• The problem
Reproduce the data from its first line through the line that contains "example-text-kiasmus: Contoh: Ia", including both of those lines, copying each one unchanged.

• Given records
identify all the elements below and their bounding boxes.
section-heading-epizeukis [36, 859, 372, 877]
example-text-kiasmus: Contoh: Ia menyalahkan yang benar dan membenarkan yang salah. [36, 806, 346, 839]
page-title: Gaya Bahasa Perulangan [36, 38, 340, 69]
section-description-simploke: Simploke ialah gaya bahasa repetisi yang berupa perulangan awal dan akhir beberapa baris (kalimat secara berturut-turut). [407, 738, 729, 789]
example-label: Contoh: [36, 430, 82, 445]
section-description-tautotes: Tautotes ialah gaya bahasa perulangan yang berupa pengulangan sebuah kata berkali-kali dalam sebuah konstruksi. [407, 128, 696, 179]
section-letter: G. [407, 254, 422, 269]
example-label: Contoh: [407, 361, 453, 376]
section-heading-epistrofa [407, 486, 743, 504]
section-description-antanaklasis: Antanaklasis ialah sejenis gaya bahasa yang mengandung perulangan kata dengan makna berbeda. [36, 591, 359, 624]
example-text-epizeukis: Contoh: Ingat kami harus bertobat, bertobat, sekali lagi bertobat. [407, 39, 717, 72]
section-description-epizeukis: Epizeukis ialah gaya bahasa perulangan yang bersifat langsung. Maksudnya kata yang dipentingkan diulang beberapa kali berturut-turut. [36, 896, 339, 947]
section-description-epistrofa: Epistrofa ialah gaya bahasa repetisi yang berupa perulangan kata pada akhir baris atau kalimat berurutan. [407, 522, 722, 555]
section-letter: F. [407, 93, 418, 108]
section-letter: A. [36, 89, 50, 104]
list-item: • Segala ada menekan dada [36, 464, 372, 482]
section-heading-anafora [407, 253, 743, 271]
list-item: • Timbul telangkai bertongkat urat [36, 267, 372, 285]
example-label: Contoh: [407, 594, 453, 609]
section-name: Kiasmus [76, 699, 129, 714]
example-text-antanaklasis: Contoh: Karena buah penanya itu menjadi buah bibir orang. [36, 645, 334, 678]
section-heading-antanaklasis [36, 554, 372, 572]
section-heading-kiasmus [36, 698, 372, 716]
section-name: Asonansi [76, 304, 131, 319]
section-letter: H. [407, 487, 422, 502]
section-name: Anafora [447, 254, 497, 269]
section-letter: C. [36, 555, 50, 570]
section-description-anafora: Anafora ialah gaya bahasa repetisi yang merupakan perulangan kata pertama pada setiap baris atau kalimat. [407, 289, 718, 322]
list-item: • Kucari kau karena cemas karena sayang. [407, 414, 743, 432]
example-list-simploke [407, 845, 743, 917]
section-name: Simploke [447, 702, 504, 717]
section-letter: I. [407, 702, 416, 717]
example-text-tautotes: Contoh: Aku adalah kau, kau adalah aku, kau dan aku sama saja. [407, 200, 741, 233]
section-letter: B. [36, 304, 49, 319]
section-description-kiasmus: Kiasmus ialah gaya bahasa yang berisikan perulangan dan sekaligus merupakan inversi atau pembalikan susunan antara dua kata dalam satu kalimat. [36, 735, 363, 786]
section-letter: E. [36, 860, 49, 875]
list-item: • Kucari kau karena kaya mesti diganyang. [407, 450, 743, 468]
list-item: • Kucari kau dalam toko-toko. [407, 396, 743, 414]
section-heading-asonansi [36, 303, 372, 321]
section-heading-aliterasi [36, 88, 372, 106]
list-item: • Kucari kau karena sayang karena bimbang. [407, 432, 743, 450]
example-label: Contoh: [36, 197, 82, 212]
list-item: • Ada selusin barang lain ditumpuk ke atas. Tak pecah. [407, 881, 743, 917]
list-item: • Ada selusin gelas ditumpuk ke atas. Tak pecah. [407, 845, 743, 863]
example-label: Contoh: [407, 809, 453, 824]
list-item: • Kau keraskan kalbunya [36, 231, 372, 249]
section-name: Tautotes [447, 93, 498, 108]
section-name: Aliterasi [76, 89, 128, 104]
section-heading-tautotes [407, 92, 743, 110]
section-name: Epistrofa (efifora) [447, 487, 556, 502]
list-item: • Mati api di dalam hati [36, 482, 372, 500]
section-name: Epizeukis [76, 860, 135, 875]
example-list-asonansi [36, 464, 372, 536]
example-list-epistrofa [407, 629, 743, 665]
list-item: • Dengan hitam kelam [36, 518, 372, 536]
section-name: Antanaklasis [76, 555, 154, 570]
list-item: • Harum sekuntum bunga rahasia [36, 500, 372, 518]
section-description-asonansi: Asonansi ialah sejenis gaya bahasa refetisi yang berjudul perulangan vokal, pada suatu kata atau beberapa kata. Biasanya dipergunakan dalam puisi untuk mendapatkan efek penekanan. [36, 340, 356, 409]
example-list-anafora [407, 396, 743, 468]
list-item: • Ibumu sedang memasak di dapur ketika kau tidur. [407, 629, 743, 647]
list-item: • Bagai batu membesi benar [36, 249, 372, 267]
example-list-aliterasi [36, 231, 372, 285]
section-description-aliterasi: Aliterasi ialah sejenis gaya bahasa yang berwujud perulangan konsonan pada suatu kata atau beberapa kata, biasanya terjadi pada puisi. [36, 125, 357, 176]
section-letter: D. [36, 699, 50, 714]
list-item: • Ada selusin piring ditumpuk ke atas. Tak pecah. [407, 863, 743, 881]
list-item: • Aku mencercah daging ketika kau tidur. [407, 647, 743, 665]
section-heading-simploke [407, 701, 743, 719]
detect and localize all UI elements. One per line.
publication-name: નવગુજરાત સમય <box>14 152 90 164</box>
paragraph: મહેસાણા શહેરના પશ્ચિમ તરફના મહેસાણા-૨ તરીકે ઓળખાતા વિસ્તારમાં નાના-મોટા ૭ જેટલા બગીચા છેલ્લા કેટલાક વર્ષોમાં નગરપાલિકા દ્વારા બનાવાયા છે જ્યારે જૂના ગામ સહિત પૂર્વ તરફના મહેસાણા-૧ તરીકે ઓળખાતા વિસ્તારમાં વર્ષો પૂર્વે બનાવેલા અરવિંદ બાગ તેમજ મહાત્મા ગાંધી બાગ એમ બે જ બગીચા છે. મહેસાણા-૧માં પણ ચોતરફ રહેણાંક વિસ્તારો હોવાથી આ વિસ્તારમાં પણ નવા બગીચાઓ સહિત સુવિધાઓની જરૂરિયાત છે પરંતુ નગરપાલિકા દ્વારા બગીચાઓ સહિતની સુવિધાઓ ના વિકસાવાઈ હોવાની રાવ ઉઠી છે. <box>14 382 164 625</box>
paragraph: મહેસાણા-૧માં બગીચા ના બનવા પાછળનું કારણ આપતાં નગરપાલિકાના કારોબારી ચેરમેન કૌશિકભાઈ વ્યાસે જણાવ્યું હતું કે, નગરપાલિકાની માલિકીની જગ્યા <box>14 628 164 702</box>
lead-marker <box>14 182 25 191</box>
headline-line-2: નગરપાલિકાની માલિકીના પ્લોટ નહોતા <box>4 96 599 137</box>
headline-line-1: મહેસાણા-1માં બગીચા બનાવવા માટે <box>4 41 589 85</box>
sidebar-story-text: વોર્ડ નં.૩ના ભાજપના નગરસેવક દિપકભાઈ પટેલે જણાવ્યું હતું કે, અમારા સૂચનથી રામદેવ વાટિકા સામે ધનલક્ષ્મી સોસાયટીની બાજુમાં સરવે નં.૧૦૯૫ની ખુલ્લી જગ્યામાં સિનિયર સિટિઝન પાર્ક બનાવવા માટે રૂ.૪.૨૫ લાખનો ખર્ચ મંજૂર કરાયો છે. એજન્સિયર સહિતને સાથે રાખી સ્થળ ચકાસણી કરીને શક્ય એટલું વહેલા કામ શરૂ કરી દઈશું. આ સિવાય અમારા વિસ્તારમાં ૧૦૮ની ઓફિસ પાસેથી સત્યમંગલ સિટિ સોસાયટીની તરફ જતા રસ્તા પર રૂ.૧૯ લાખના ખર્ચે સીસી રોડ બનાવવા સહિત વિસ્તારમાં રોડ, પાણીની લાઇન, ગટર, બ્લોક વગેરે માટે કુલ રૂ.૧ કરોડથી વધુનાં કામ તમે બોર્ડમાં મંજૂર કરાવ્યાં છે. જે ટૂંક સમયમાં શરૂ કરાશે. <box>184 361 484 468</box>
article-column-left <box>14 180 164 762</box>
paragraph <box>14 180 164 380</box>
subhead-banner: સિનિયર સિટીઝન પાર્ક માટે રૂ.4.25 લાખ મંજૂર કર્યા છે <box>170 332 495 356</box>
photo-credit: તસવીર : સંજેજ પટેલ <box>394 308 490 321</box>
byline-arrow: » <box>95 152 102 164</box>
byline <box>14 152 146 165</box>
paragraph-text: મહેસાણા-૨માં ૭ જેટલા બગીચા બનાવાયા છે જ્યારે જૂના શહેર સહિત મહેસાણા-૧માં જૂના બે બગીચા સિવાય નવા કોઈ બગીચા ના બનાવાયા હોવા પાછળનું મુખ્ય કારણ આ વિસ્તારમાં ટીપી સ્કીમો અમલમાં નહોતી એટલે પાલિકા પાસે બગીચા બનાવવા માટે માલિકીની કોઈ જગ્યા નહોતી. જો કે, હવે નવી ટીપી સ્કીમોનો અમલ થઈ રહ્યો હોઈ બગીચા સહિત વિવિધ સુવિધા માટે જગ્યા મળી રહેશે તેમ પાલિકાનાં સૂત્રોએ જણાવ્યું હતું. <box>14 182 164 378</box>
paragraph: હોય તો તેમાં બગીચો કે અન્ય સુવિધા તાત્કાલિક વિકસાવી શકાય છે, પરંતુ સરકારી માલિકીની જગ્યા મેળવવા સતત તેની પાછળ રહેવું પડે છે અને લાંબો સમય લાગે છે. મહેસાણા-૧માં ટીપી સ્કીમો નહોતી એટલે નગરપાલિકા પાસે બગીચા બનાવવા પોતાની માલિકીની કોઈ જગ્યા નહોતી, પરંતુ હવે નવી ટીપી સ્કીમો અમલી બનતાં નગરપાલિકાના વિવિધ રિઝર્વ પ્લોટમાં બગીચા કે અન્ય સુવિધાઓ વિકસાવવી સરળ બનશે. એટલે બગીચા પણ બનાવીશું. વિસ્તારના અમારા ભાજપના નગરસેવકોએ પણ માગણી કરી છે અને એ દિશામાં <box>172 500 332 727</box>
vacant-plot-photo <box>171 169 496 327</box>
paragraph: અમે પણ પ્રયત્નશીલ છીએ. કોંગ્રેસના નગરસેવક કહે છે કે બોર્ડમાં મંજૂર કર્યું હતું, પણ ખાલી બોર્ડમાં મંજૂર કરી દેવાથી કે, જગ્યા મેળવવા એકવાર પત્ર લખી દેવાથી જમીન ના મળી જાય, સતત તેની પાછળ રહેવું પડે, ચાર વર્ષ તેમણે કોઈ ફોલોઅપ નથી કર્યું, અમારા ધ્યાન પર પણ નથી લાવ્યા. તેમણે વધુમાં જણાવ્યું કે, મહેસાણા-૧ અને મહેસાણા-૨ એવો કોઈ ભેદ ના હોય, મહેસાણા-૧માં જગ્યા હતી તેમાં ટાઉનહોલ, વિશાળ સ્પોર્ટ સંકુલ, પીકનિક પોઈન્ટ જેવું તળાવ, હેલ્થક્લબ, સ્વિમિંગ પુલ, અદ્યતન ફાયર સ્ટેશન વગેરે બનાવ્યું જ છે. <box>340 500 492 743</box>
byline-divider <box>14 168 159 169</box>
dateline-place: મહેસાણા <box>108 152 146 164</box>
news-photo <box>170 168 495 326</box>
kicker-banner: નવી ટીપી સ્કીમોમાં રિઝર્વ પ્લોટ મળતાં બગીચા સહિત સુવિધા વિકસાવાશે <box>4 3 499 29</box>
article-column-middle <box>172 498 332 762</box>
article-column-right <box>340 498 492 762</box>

• In response
identify all the elements below and their bounding boxes.
section-heading-epizeukis [36, 859, 372, 877]
example-text-kiasmus: Contoh: Ia menyalahkan yang benar dan membenarkan yang salah. [36, 806, 346, 839]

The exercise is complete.